» Material for the task:
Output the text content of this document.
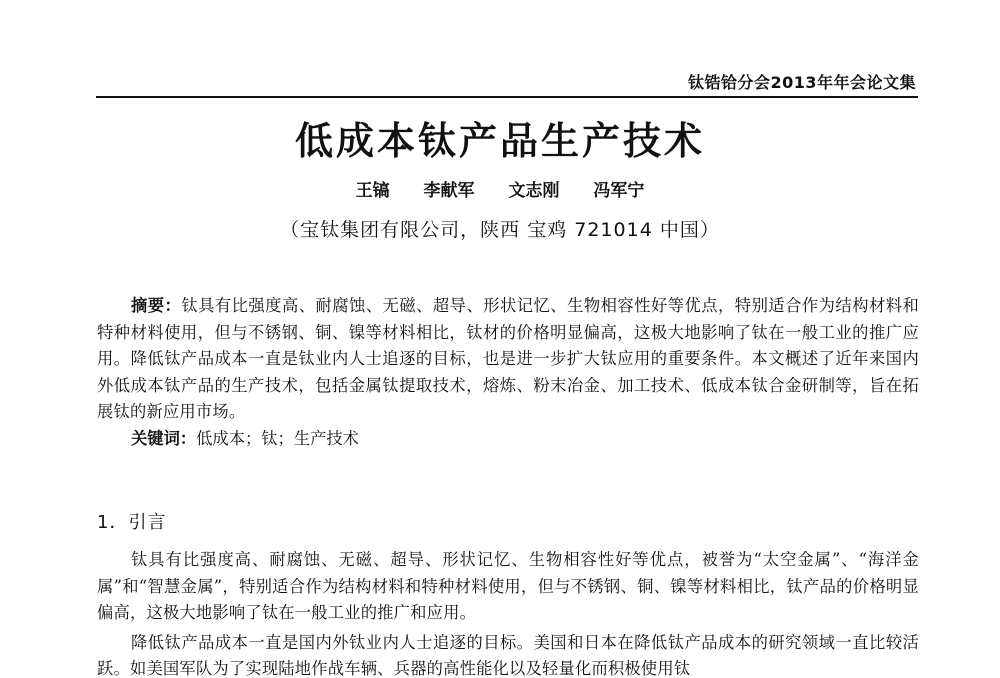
钛锆铪分会2013年年会论文集
低成本钛产品生产技术
王镐 李献军 文志刚 冯军宁
（宝钛集团有限公司，陕西 宝鸡 721014 中国）
摘要：钛具有比强度高、耐腐蚀、无磁、超导、形状记忆、生物相容性好等优点，特别适合作为结构材料和特种材料使用，但与不锈钢、铜、镍等材料相比，钛材的价格明显偏高，这极大地影响了钛在一般工业的推广应用。降低钛产品成本一直是钛业内人士追逐的目标，也是进一步扩大钛应用的重要条件。本文概述了近年来国内外低成本钛产品的生产技术，包括金属钛提取技术，熔炼、粉末冶金、加工技术、低成本钛合金研制等，旨在拓展钛的新应用市场。
关键词：低成本；钛；生产技术
1．引言

钛具有比强度高、耐腐蚀、无磁、超导、形状记忆、生物相容性好等优点，被誉为“太空金属”、“海洋金属”和“智慧金属”，特别适合作为结构材料和特种材料使用，但与不锈钢、铜、镍等材料相比，钛产品的价格明显偏高，这极大地影响了钛在一般工业的推广和应用。

降低钛产品成本一直是国内外钛业内人士追逐的目标。美国和日本在降低钛产品成本的研究领域一直比较活跃。如美国军队为了实现陆地作战车辆、兵器的高性能化以及轻量化而积极使用钛
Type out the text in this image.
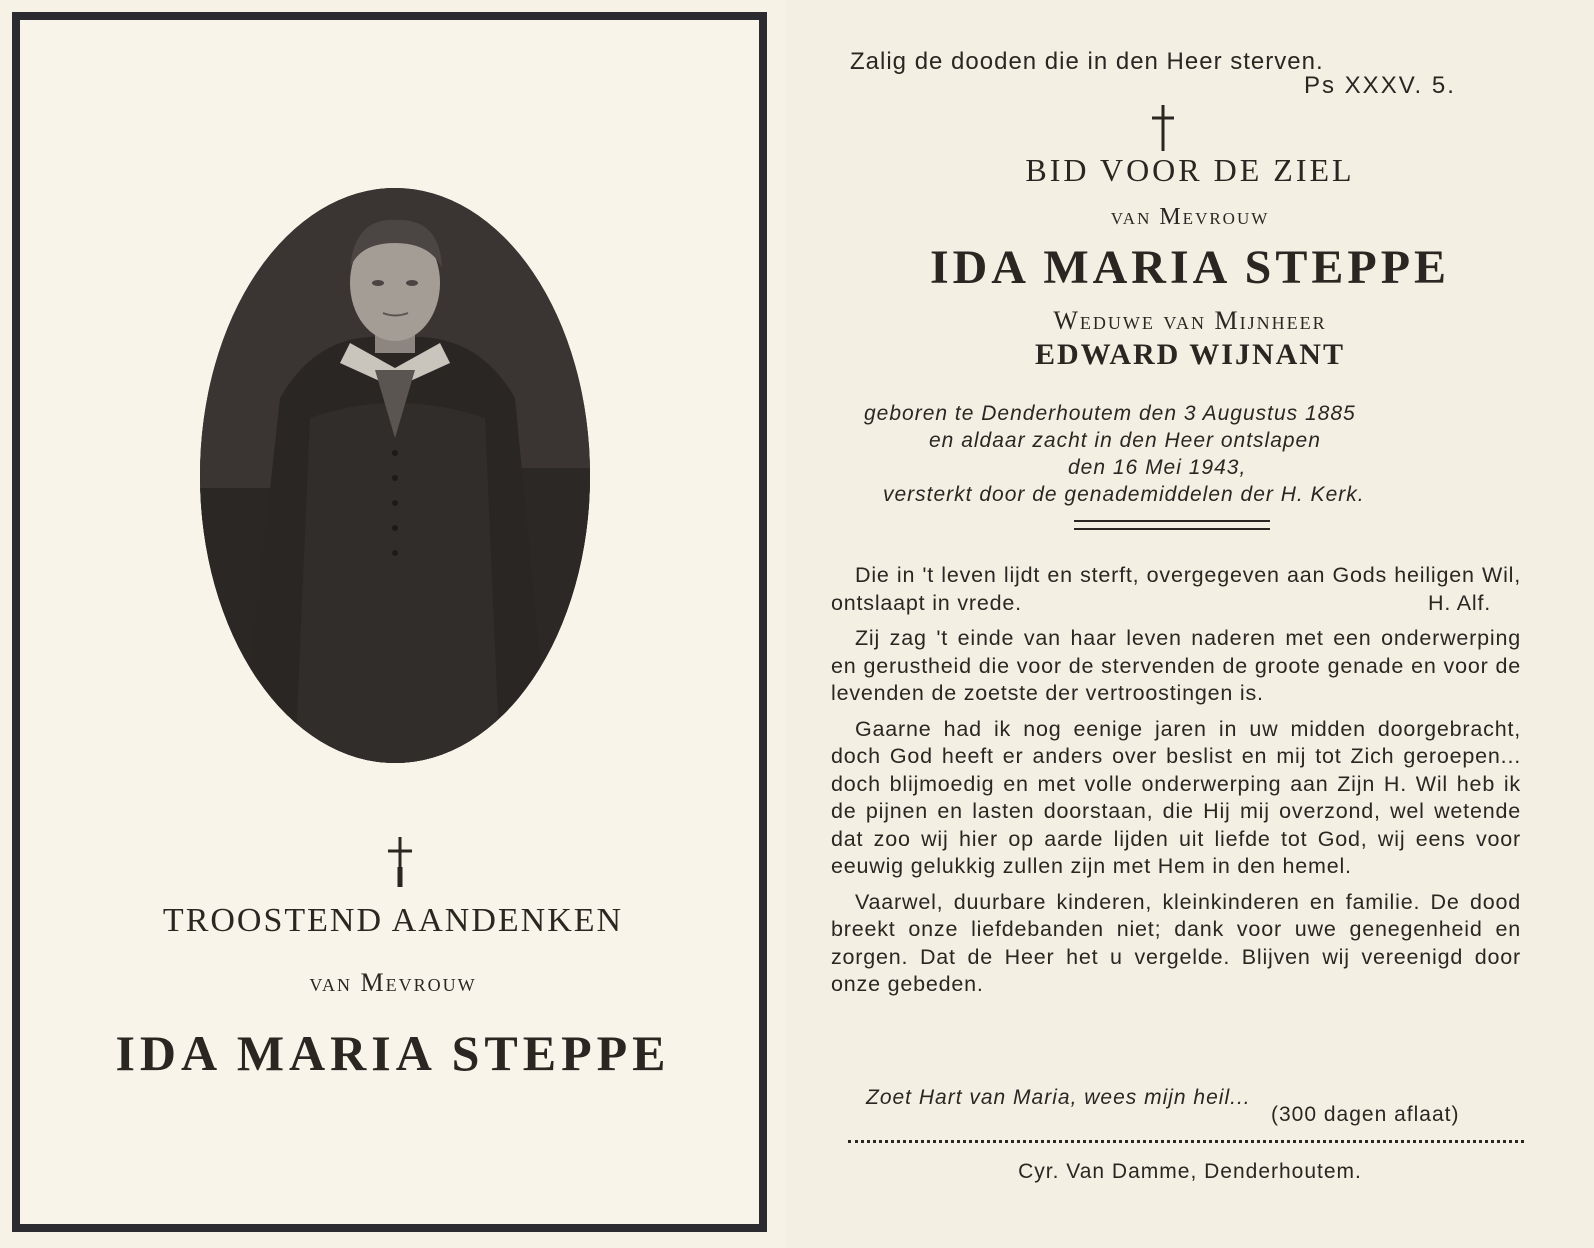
TROOSTEND AANDENKEN
van Mevrouw
IDA MARIA STEPPE
Zalig de dooden die in den Heer sterven.
Ps XXXV. 5.
BID VOOR DE ZIEL
van Mevrouw
IDA MARIA STEPPE
Weduwe van Mijnheer
EDWARD WIJNANT
geboren te Denderhoutem den 3 Augustus 1885
en aldaar zacht in den Heer ontslapen
den 16 Mei 1943,
versterkt door de genademiddelen der H. Kerk.

Die in 't leven lijdt en sterft, overgegeven aan Gods heiligen Wil, ontslaapt in vrede.	H. Alf.

Zij zag 't einde van haar leven naderen met een onderwerping en gerustheid die voor de stervenden de groote genade en voor de levenden de zoetste der vertroostingen is.

Gaarne had ik nog eenige jaren in uw midden doorgebracht, doch God heeft er anders over beslist en mij tot Zich geroepen... doch blijmoedig en met volle onderwerping aan Zijn H. Wil heb ik de pijnen en lasten doorstaan, die Hij mij overzond, wel wetende dat zoo wij hier op aarde lijden uit liefde tot God, wij eens voor eeuwig gelukkig zullen zijn met Hem in den hemel.

Vaarwel, duurbare kinderen, kleinkinderen en familie. De dood breekt onze liefdebanden niet; dank voor uwe genegenheid en zorgen. Dat de Heer het u vergelde. Blijven wij vereenigd door onze gebeden.

Zoet Hart van Maria, wees mijn heil...
(300 dagen aflaat)
Cyr. Van Damme, Denderhoutem.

» Short task:
Repeat the records above exactly, omitting every picture.

» Task response:
Output the text content of this document.
钛锆铪分会2013年年会论文集
低成本钛产品生产技术
王镐 李献军 文志刚 冯军宁
（宝钛集团有限公司，陕西 宝鸡 721014 中国）
摘要：钛具有比强度高、耐腐蚀、无磁、超导、形状记忆、生物相容性好等优点，特别适合作为结构材料和特种材料使用，但与不锈钢、铜、镍等材料相比，钛材的价格明显偏高，这极大地影响了钛在一般工业的推广应用。降低钛产品成本一直是钛业内人士追逐的目标，也是进一步扩大钛应用的重要条件。本文概述了近年来国内外低成本钛产品的生产技术，包括金属钛提取技术，熔炼、粉末冶金、加工技术、低成本钛合金研制等，旨在拓展钛的新应用市场。
关键词：低成本；钛；生产技术
1．引言

钛具有比强度高、耐腐蚀、无磁、超导、形状记忆、生物相容性好等优点，被誉为“太空金属”、“海洋金属”和“智慧金属”，特别适合作为结构材料和特种材料使用，但与不锈钢、铜、镍等材料相比，钛产品的价格明显偏高，这极大地影响了钛在一般工业的推广和应用。

降低钛产品成本一直是国内外钛业内人士追逐的目标。美国和日本在降低钛产品成本的研究领域一直比较活跃。如美国军队为了实现陆地作战车辆、兵器的高性能化以及轻量化而积极使用钛
Type out the text in this image.
TROOSTEND AANDENKEN
van Mevrouw
IDA MARIA STEPPE
Zalig de dooden die in den Heer sterven.
Ps XXXV. 5.
BID VOOR DE ZIEL
van Mevrouw
IDA MARIA STEPPE
Weduwe van Mijnheer
EDWARD WIJNANT
geboren te Denderhoutem den 3 Augustus 1885
en aldaar zacht in den Heer ontslapen
den 16 Mei 1943,
versterkt door de genademiddelen der H. Kerk.

Die in 't leven lijdt en sterft, overgegeven aan Gods heiligen Wil, ontslaapt in vrede.	H. Alf.

Zij zag 't einde van haar leven naderen met een onderwerping en gerustheid die voor de stervenden de groote genade en voor de levenden de zoetste der vertroostingen is.

Gaarne had ik nog eenige jaren in uw midden doorgebracht, doch God heeft er anders over beslist en mij tot Zich geroepen... doch blijmoedig en met volle onderwerping aan Zijn H. Wil heb ik de pijnen en lasten doorstaan, die Hij mij overzond, wel wetende dat zoo wij hier op aarde lijden uit liefde tot God, wij eens voor eeuwig gelukkig zullen zijn met Hem in den hemel.

Vaarwel, duurbare kinderen, kleinkinderen en familie. De dood breekt onze liefdebanden niet; dank voor uwe genegenheid en zorgen. Dat de Heer het u vergelde. Blijven wij vereenigd door onze gebeden.

Zoet Hart van Maria, wees mijn heil...
(300 dagen aflaat)
Cyr. Van Damme, Denderhoutem.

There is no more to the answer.